___ Records for this exercise ___

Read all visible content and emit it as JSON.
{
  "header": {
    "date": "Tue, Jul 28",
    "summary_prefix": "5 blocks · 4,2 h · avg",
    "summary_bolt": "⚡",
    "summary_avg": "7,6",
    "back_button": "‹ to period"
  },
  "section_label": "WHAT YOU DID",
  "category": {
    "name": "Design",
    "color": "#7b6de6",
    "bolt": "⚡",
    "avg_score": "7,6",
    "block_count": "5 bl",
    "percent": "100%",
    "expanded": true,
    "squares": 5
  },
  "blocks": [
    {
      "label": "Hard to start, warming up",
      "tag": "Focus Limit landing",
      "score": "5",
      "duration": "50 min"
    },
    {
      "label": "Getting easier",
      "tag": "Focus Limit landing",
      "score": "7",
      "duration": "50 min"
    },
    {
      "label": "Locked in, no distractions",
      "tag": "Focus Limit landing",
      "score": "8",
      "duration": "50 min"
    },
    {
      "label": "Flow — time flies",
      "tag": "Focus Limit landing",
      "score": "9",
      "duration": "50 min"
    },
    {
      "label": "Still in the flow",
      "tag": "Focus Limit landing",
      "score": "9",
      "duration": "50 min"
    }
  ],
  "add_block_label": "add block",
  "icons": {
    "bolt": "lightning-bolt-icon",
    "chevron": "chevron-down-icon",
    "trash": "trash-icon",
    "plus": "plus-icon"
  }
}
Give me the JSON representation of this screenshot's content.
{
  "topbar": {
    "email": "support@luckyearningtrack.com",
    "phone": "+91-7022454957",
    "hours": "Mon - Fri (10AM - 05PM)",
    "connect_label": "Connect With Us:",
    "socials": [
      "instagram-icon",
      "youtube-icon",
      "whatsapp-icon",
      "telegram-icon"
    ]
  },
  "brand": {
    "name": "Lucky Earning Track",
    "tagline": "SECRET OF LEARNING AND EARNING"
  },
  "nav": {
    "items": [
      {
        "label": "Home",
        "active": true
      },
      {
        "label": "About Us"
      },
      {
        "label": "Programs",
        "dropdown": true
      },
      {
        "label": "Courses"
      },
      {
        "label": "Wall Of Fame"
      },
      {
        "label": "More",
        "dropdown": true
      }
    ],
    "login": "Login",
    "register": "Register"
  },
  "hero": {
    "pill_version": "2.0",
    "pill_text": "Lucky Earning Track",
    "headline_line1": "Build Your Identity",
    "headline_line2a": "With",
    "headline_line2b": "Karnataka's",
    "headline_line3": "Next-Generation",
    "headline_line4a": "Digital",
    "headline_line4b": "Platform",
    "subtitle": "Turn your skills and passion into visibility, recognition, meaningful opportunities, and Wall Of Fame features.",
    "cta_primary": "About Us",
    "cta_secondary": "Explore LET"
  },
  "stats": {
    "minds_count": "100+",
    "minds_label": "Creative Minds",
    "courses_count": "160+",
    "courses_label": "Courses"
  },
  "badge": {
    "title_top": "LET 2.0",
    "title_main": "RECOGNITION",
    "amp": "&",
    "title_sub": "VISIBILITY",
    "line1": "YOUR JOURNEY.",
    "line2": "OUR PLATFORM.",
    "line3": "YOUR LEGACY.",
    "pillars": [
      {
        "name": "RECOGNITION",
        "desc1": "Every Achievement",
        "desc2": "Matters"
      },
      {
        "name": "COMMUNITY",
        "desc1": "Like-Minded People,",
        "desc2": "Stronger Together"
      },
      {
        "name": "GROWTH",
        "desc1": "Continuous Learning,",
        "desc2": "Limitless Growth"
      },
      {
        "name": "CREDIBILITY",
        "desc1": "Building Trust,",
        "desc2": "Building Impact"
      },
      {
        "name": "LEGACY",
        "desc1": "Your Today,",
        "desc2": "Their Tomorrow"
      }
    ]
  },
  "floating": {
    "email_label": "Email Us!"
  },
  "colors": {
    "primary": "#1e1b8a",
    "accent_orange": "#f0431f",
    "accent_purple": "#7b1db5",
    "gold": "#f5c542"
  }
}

___

Find the word "Wall" in the entries, and copy every line it shows up in.

        "label": "Wall Of Fame"
    "subtitle": "Turn your skills and passion into visibility, recognition, meaningful opportunities, and Wall Of Fame features.",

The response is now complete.